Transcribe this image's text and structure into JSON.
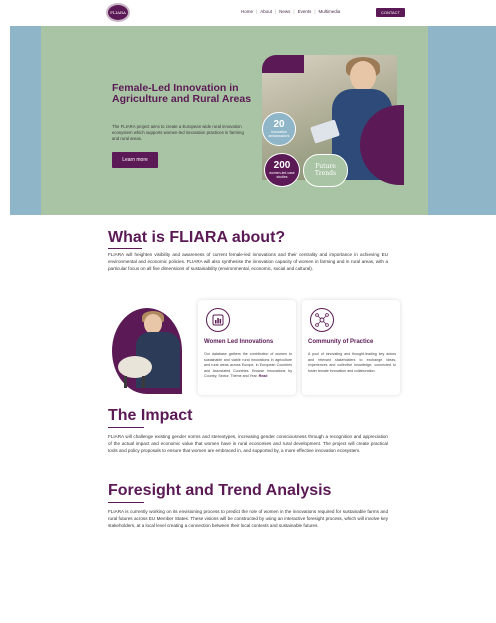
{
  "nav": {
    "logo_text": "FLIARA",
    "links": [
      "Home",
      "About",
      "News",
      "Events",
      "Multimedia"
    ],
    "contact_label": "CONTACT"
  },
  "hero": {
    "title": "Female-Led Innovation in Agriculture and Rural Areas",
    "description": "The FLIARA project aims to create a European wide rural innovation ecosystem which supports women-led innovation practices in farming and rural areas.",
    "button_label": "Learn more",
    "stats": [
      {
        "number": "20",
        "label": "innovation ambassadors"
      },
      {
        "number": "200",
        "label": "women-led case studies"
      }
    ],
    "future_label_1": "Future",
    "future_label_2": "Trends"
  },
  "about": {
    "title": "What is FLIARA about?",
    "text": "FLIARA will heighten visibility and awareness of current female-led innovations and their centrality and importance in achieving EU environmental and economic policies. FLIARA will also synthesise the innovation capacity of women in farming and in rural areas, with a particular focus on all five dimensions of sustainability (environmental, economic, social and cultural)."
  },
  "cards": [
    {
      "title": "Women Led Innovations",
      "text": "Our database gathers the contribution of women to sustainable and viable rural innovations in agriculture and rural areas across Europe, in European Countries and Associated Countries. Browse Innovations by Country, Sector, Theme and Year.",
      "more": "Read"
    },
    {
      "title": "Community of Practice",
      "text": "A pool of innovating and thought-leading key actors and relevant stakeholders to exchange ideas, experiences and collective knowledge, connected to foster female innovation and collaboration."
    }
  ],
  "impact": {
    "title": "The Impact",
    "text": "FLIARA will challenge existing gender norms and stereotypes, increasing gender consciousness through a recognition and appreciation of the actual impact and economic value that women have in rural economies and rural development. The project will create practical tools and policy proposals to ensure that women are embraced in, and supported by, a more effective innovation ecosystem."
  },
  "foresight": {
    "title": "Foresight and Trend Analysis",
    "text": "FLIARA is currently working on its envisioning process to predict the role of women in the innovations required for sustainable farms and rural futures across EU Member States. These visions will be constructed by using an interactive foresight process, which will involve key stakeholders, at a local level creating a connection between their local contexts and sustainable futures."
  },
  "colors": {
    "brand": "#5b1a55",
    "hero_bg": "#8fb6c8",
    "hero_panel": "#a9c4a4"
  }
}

● ● ● ● ● ● ●

* DIRECTIVE *
Write out the whole listing exactly, and drop the pictures.

* FULL RESPONSE *
Transcribe this image's text and structure into JSON.
{
  "nav": {
    "logo_text": "FLIARA",
    "links": [
      "Home",
      "About",
      "News",
      "Events",
      "Multimedia"
    ],
    "contact_label": "CONTACT"
  },
  "hero": {
    "title": "Female-Led Innovation in Agriculture and Rural Areas",
    "description": "The FLIARA project aims to create a European wide rural innovation ecosystem which supports women-led innovation practices in farming and rural areas.",
    "button_label": "Learn more",
    "stats": [
      {
        "number": "20",
        "label": "innovation ambassadors"
      },
      {
        "number": "200",
        "label": "women-led case studies"
      }
    ],
    "future_label_1": "Future",
    "future_label_2": "Trends"
  },
  "about": {
    "title": "What is FLIARA about?",
    "text": "FLIARA will heighten visibility and awareness of current female-led innovations and their centrality and importance in achieving EU environmental and economic policies. FLIARA will also synthesise the innovation capacity of women in farming and in rural areas, with a particular focus on all five dimensions of sustainability (environmental, economic, social and cultural)."
  },
  "cards": [
    {
      "title": "Women Led Innovations",
      "text": "Our database gathers the contribution of women to sustainable and viable rural innovations in agriculture and rural areas across Europe, in European Countries and Associated Countries. Browse Innovations by Country, Sector, Theme and Year.",
      "more": "Read"
    },
    {
      "title": "Community of Practice",
      "text": "A pool of innovating and thought-leading key actors and relevant stakeholders to exchange ideas, experiences and collective knowledge, connected to foster female innovation and collaboration."
    }
  ],
  "impact": {
    "title": "The Impact",
    "text": "FLIARA will challenge existing gender norms and stereotypes, increasing gender consciousness through a recognition and appreciation of the actual impact and economic value that women have in rural economies and rural development. The project will create practical tools and policy proposals to ensure that women are embraced in, and supported by, a more effective innovation ecosystem."
  },
  "foresight": {
    "title": "Foresight and Trend Analysis",
    "text": "FLIARA is currently working on its envisioning process to predict the role of women in the innovations required for sustainable farms and rural futures across EU Member States. These visions will be constructed by using an interactive foresight process, which will involve key stakeholders, at a local level creating a connection between their local contexts and sustainable futures."
  },
  "colors": {
    "brand": "#5b1a55",
    "hero_bg": "#8fb6c8",
    "hero_panel": "#a9c4a4"
  }
}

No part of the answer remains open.